Challenge:
Would you transcribe the listing that follows, character for character, and omit its images?

Records for the exercise:
== == ==
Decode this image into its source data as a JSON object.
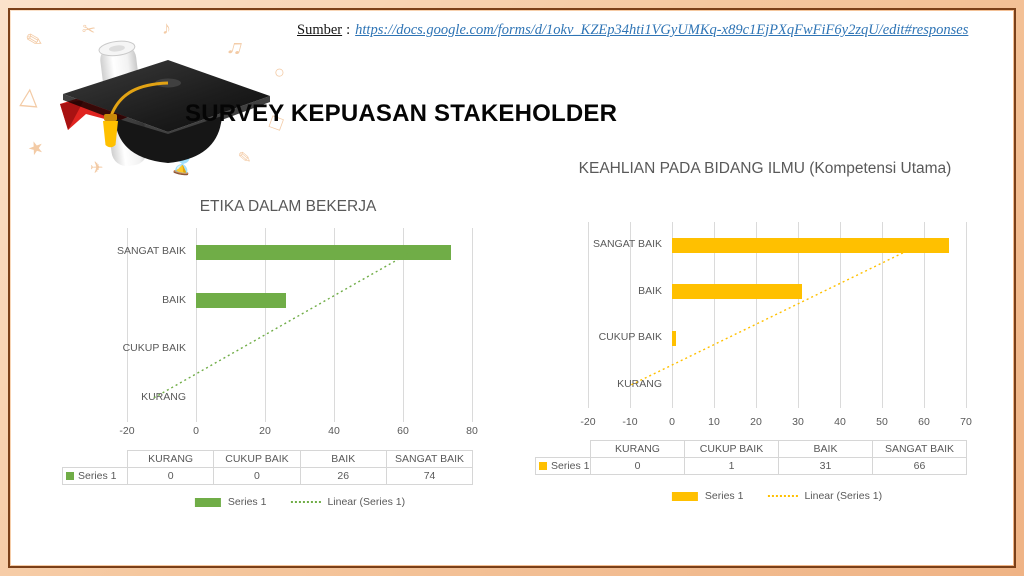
{
  "header": {
    "source_label": "Sumber",
    "source_sep": ":",
    "source_url": "https://docs.google.com/forms/d/1okv_KZEp34hti1VGyUMKq-x89c1EjPXqFwFiF6y2zqU/edit#responses",
    "title": "SURVEY KEPUASAN STAKEHOLDER"
  },
  "decor": {
    "graduation_image": "graduation-cap-with-diploma-and-red-ribbon",
    "doodles": [
      "✎",
      "✂",
      "♪",
      "♫",
      "○",
      "△",
      "□",
      "★",
      "✈",
      "⌛"
    ]
  },
  "colors": {
    "border_outer": "#f5c79e",
    "border_line": "#7b4019",
    "green": "#70AD47",
    "yellow": "#FFC000",
    "link": "#2e74b5",
    "chart_text": "#595959",
    "grid": "#dadada"
  },
  "chart_data": [
    {
      "type": "bar",
      "orientation": "horizontal",
      "title": "ETIKA DALAM BEKERJA",
      "categories": [
        "KURANG",
        "CUKUP BAIK",
        "BAIK",
        "SANGAT BAIK"
      ],
      "series": [
        {
          "name": "Series 1",
          "values": [
            0,
            0,
            26,
            74
          ]
        }
      ],
      "color": "#70AD47",
      "trendline": {
        "label": "Linear (Series 1)",
        "style": "dotted"
      },
      "xaxis": {
        "min": -20,
        "max": 80,
        "step": 20,
        "ticks": [
          -20,
          0,
          20,
          40,
          60,
          80
        ]
      },
      "grid": true,
      "legend_position": "bottom",
      "data_table": true
    },
    {
      "type": "bar",
      "orientation": "horizontal",
      "title": "KEAHLIAN PADA BIDANG ILMU (Kompetensi Utama)",
      "categories": [
        "KURANG",
        "CUKUP BAIK",
        "BAIK",
        "SANGAT BAIK"
      ],
      "series": [
        {
          "name": "Series 1",
          "values": [
            0,
            1,
            31,
            66
          ]
        }
      ],
      "color": "#FFC000",
      "trendline": {
        "label": "Linear (Series 1)",
        "style": "dotted"
      },
      "xaxis": {
        "min": -20,
        "max": 70,
        "step": 10,
        "ticks": [
          -20,
          -10,
          0,
          10,
          20,
          30,
          40,
          50,
          60,
          70
        ]
      },
      "grid": true,
      "legend_position": "bottom",
      "data_table": true
    }
  ]
}
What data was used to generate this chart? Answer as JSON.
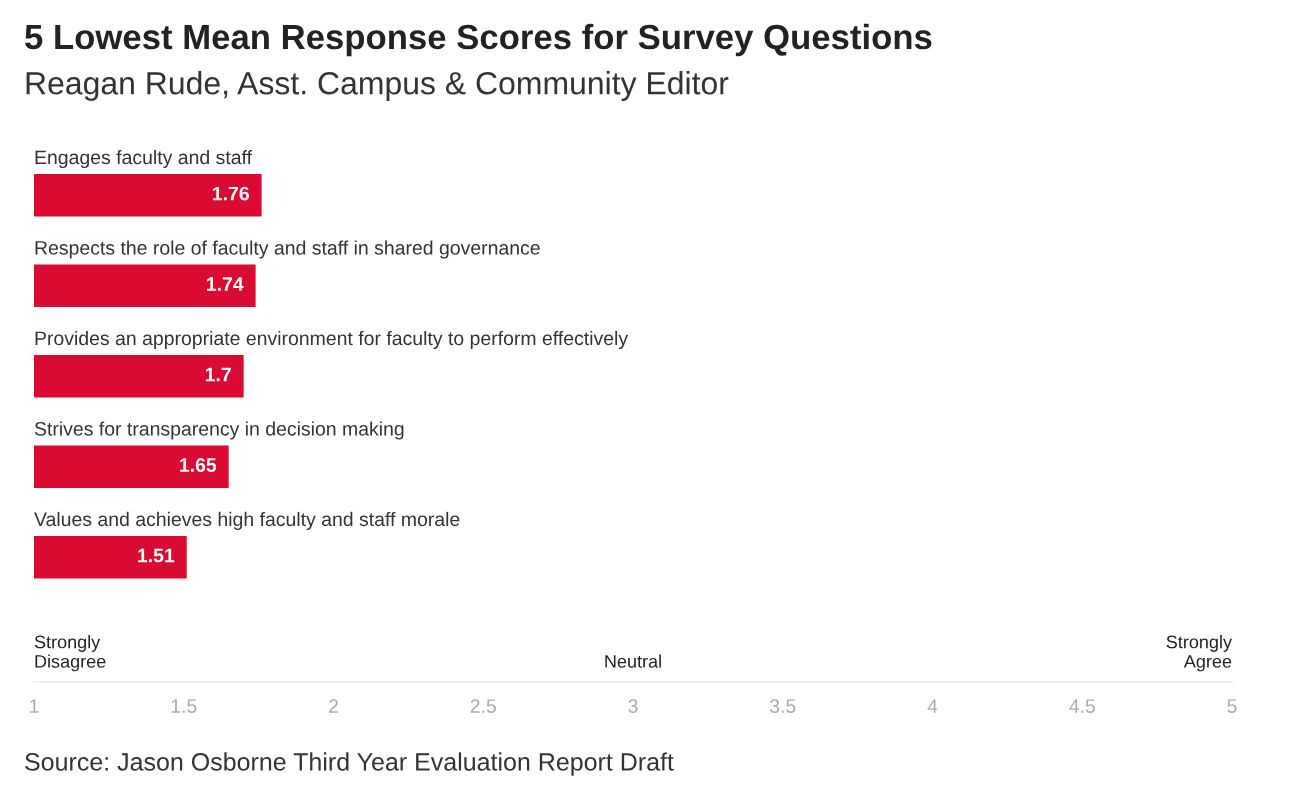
{
  "chart_data": {
    "type": "bar",
    "orientation": "horizontal",
    "title": "5 Lowest Mean Response Scores for Survey Questions",
    "subtitle": "Reagan Rude, Asst. Campus & Community Editor",
    "categories": [
      "Engages faculty and staff",
      "Respects the role of faculty and staff in shared governance",
      "Provides an appropriate environment for faculty to perform effectively",
      "Strives for transparency in decision making",
      "Values and achieves high faculty and staff morale"
    ],
    "values": [
      1.76,
      1.74,
      1.7,
      1.65,
      1.51
    ],
    "color": "#d90b33",
    "data_labels": true,
    "xlim": [
      1,
      5
    ],
    "xticks": [
      1,
      1.5,
      2,
      2.5,
      3,
      3.5,
      4,
      4.5,
      5
    ],
    "grid": false,
    "annotations": [
      "Strongly\nDisagree",
      "Neutral",
      "Strongly\nAgree",
      "Source: Jason Osborne Third Year Evaluation Report Draft"
    ]
  }
}
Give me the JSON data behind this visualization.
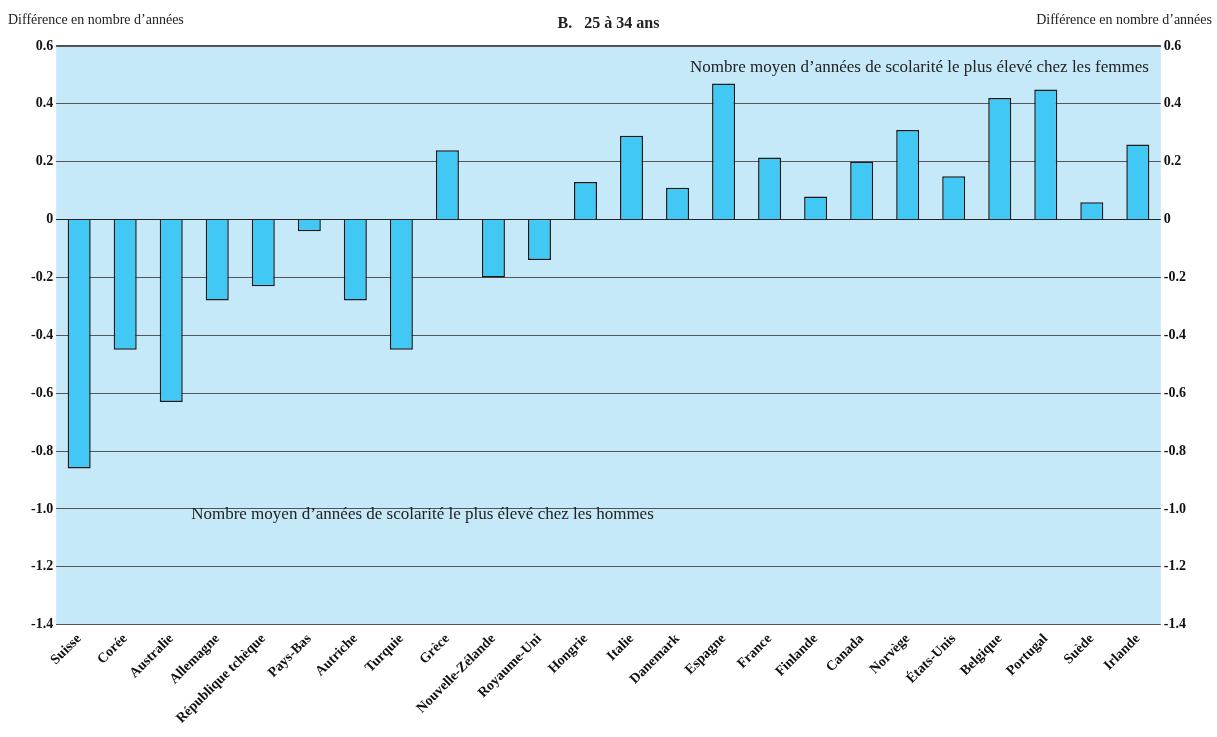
{
  "chart_data": {
    "type": "bar",
    "title": "B.   25 à 34 ans",
    "ylabel": "Différence en nombre d’années",
    "y2label": "Différence en nombre d’années",
    "categories": [
      "Suisse",
      "Corée",
      "Australie",
      "Allemagne",
      "République tchèque",
      "Pays-Bas",
      "Autriche",
      "Turquie",
      "Grèce",
      "Nouvelle-Zélande",
      "Royaume-Uni",
      "Hongrie",
      "Italie",
      "Danemark",
      "Espagne",
      "France",
      "Finlande",
      "Canada",
      "Norvège",
      "États-Unis",
      "Belgique",
      "Portugal",
      "Suède",
      "Irlande"
    ],
    "values": [
      -0.86,
      -0.45,
      -0.63,
      -0.28,
      -0.23,
      -0.04,
      -0.28,
      -0.45,
      0.24,
      -0.2,
      -0.14,
      0.13,
      0.29,
      0.11,
      0.47,
      0.215,
      0.08,
      0.2,
      0.31,
      0.15,
      0.42,
      0.45,
      0.06,
      0.26
    ],
    "color": "#41c8f4",
    "ylim": [
      -1.4,
      0.6
    ],
    "yticks": [
      {
        "value": -1.4,
        "label": "-1.4"
      },
      {
        "value": -1.2,
        "label": "-1.2"
      },
      {
        "value": -1,
        "label": "-1.0"
      },
      {
        "value": -0.8,
        "label": "-0.8"
      },
      {
        "value": -0.6,
        "label": "-0.6"
      },
      {
        "value": -0.4,
        "label": "-0.4"
      },
      {
        "value": -0.2,
        "label": "-0.2"
      },
      0,
      0.2,
      0.4,
      0.6
    ],
    "y2lim": [
      -1.4,
      0.6
    ],
    "y2ticks": [
      {
        "value": -1.4,
        "label": "-1.4"
      },
      {
        "value": -1.2,
        "label": "-1.2"
      },
      {
        "value": -1,
        "label": "-1.0"
      },
      {
        "value": -0.8,
        "label": "-0.8"
      },
      {
        "value": -0.6,
        "label": "-0.6"
      },
      {
        "value": -0.4,
        "label": "-0.4"
      },
      {
        "value": -0.2,
        "label": "-0.2"
      },
      0,
      0.2,
      0.4,
      0.6
    ],
    "grid": "y",
    "legend": false,
    "annotations": [
      "Nombre moyen d’années de scolarité le plus élevé chez les femmes",
      "Nombre moyen d’années de scolarité le plus élevé chez les hommes"
    ]
  }
}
== == ==
Solved problem:
Decode this image into its source data as a JSON object.
{
  "header": {
    "source_label": "Sumber",
    "source_sep": ":",
    "source_url": "https://docs.google.com/forms/d/1okv_KZEp34hti1VGyUMKq-x89c1EjPXqFwFiF6y2zqU/edit#responses",
    "title": "SURVEY KEPUASAN STAKEHOLDER"
  },
  "decor": {
    "graduation_image": "graduation-cap-with-diploma-and-red-ribbon",
    "doodles": [
      "✎",
      "✂",
      "♪",
      "♫",
      "○",
      "△",
      "□",
      "★",
      "✈",
      "⌛"
    ]
  },
  "colors": {
    "border_outer": "#f5c79e",
    "border_line": "#7b4019",
    "green": "#70AD47",
    "yellow": "#FFC000",
    "link": "#2e74b5",
    "chart_text": "#595959",
    "grid": "#dadada"
  },
  "chart_data": [
    {
      "type": "bar",
      "orientation": "horizontal",
      "title": "ETIKA DALAM BEKERJA",
      "categories": [
        "KURANG",
        "CUKUP BAIK",
        "BAIK",
        "SANGAT BAIK"
      ],
      "series": [
        {
          "name": "Series 1",
          "values": [
            0,
            0,
            26,
            74
          ]
        }
      ],
      "color": "#70AD47",
      "trendline": {
        "label": "Linear (Series 1)",
        "style": "dotted"
      },
      "xaxis": {
        "min": -20,
        "max": 80,
        "step": 20,
        "ticks": [
          -20,
          0,
          20,
          40,
          60,
          80
        ]
      },
      "grid": true,
      "legend_position": "bottom",
      "data_table": true
    },
    {
      "type": "bar",
      "orientation": "horizontal",
      "title": "KEAHLIAN PADA BIDANG ILMU (Kompetensi Utama)",
      "categories": [
        "KURANG",
        "CUKUP BAIK",
        "BAIK",
        "SANGAT BAIK"
      ],
      "series": [
        {
          "name": "Series 1",
          "values": [
            0,
            1,
            31,
            66
          ]
        }
      ],
      "color": "#FFC000",
      "trendline": {
        "label": "Linear (Series 1)",
        "style": "dotted"
      },
      "xaxis": {
        "min": -20,
        "max": 70,
        "step": 10,
        "ticks": [
          -20,
          -10,
          0,
          10,
          20,
          30,
          40,
          50,
          60,
          70
        ]
      },
      "grid": true,
      "legend_position": "bottom",
      "data_table": true
    }
  ]
}
What data was used to generate this chart? Answer as JSON.
{
  "chart_data": {
    "type": "bar",
    "orientation": "horizontal",
    "title": "5 Lowest Mean Response Scores for Survey Questions",
    "subtitle": "Reagan Rude, Asst. Campus & Community Editor",
    "categories": [
      "Engages faculty and staff",
      "Respects the role of faculty and staff in shared governance",
      "Provides an appropriate environment for faculty to perform effectively",
      "Strives for transparency in decision making",
      "Values and achieves high faculty and staff morale"
    ],
    "values": [
      1.76,
      1.74,
      1.7,
      1.65,
      1.51
    ],
    "color": "#d90b33",
    "data_labels": true,
    "xlim": [
      1,
      5
    ],
    "xticks": [
      1,
      1.5,
      2,
      2.5,
      3,
      3.5,
      4,
      4.5,
      5
    ],
    "grid": false,
    "annotations": [
      "Strongly\nDisagree",
      "Neutral",
      "Strongly\nAgree",
      "Source: Jason Osborne Third Year Evaluation Report Draft"
    ]
  }
}
Give me the JSON data behind this visualization.
{
  "chart_data": {
    "type": "bar",
    "title": "B.   25 à 34 ans",
    "ylabel": "Différence en nombre d’années",
    "y2label": "Différence en nombre d’années",
    "categories": [
      "Suisse",
      "Corée",
      "Australie",
      "Allemagne",
      "République tchèque",
      "Pays-Bas",
      "Autriche",
      "Turquie",
      "Grèce",
      "Nouvelle-Zélande",
      "Royaume-Uni",
      "Hongrie",
      "Italie",
      "Danemark",
      "Espagne",
      "France",
      "Finlande",
      "Canada",
      "Norvège",
      "États-Unis",
      "Belgique",
      "Portugal",
      "Suède",
      "Irlande"
    ],
    "values": [
      -0.86,
      -0.45,
      -0.63,
      -0.28,
      -0.23,
      -0.04,
      -0.28,
      -0.45,
      0.24,
      -0.2,
      -0.14,
      0.13,
      0.29,
      0.11,
      0.47,
      0.215,
      0.08,
      0.2,
      0.31,
      0.15,
      0.42,
      0.45,
      0.06,
      0.26
    ],
    "color": "#41c8f4",
    "ylim": [
      -1.4,
      0.6
    ],
    "yticks": [
      {
        "value": -1.4,
        "label": "-1.4"
      },
      {
        "value": -1.2,
        "label": "-1.2"
      },
      {
        "value": -1,
        "label": "-1.0"
      },
      {
        "value": -0.8,
        "label": "-0.8"
      },
      {
        "value": -0.6,
        "label": "-0.6"
      },
      {
        "value": -0.4,
        "label": "-0.4"
      },
      {
        "value": -0.2,
        "label": "-0.2"
      },
      0,
      0.2,
      0.4,
      0.6
    ],
    "y2lim": [
      -1.4,
      0.6
    ],
    "y2ticks": [
      {
        "value": -1.4,
        "label": "-1.4"
      },
      {
        "value": -1.2,
        "label": "-1.2"
      },
      {
        "value": -1,
        "label": "-1.0"
      },
      {
        "value": -0.8,
        "label": "-0.8"
      },
      {
        "value": -0.6,
        "label": "-0.6"
      },
      {
        "value": -0.4,
        "label": "-0.4"
      },
      {
        "value": -0.2,
        "label": "-0.2"
      },
      0,
      0.2,
      0.4,
      0.6
    ],
    "grid": "y",
    "legend": false,
    "annotations": [
      "Nombre moyen d’années de scolarité le plus élevé chez les femmes",
      "Nombre moyen d’années de scolarité le plus élevé chez les hommes"
    ]
  }
}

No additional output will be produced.